DATA ROWS:
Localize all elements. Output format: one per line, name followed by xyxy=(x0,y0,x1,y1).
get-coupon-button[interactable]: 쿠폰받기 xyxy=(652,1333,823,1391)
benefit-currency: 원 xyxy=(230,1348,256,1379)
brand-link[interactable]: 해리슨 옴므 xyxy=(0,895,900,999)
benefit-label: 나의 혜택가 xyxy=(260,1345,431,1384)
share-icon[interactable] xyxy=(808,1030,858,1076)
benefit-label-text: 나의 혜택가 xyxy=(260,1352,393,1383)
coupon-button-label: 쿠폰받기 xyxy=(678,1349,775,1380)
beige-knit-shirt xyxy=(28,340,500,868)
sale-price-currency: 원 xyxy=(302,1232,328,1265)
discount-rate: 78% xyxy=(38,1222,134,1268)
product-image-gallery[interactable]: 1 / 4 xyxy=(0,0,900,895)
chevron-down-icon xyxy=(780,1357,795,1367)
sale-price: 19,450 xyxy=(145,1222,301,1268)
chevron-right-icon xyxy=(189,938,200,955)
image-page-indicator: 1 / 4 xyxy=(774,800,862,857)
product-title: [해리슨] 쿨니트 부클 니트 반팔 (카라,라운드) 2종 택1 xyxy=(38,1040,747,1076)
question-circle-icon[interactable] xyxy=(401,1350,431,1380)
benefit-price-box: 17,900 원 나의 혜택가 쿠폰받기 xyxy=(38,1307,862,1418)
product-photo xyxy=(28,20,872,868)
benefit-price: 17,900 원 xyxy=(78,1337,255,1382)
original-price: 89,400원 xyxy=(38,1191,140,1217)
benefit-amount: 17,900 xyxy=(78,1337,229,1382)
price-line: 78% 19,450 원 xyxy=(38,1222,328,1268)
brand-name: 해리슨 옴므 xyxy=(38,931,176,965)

WORK TO COMPLETE: Please rewrite the entire listing above as a numbered list, leaving out any blank lines.

RESPONSE TO THIS TASK:
1. Localize all elements. Output format: one per line, name followed by xyxy=(x0,y0,x1,y1).
2. get-coupon-button[interactable]: 쿠폰받기 xyxy=(652,1333,823,1391)
3. benefit-currency: 원 xyxy=(230,1348,256,1379)
4. brand-link[interactable]: 해리슨 옴므 xyxy=(0,895,900,999)
5. benefit-label: 나의 혜택가 xyxy=(260,1345,431,1384)
6. share-icon[interactable] xyxy=(808,1030,858,1076)
7. benefit-label-text: 나의 혜택가 xyxy=(260,1352,393,1383)
8. coupon-button-label: 쿠폰받기 xyxy=(678,1349,775,1380)
9. beige-knit-shirt xyxy=(28,340,500,868)
10. sale-price-currency: 원 xyxy=(302,1232,328,1265)
11. discount-rate: 78% xyxy=(38,1222,134,1268)
12. product-image-gallery[interactable]: 1 / 4 xyxy=(0,0,900,895)
13. chevron-down-icon xyxy=(780,1357,795,1367)
14. sale-price: 19,450 xyxy=(145,1222,301,1268)
15. chevron-right-icon xyxy=(189,938,200,955)
16. image-page-indicator: 1 / 4 xyxy=(774,800,862,857)
17. product-title: [해리슨] 쿨니트 부클 니트 반팔 (카라,라운드) 2종 택1 xyxy=(38,1040,747,1076)
18. question-circle-icon[interactable] xyxy=(401,1350,431,1380)
19. benefit-price-box: 17,900 원 나의 혜택가 쿠폰받기 xyxy=(38,1307,862,1418)
20. product-photo xyxy=(28,20,872,868)
21. benefit-price: 17,900 원 xyxy=(78,1337,255,1382)
22. original-price: 89,400원 xyxy=(38,1191,140,1217)
23. benefit-amount: 17,900 xyxy=(78,1337,229,1382)
24. price-line: 78% 19,450 원 xyxy=(38,1222,328,1268)
25. brand-name: 해리슨 옴므 xyxy=(38,931,176,965)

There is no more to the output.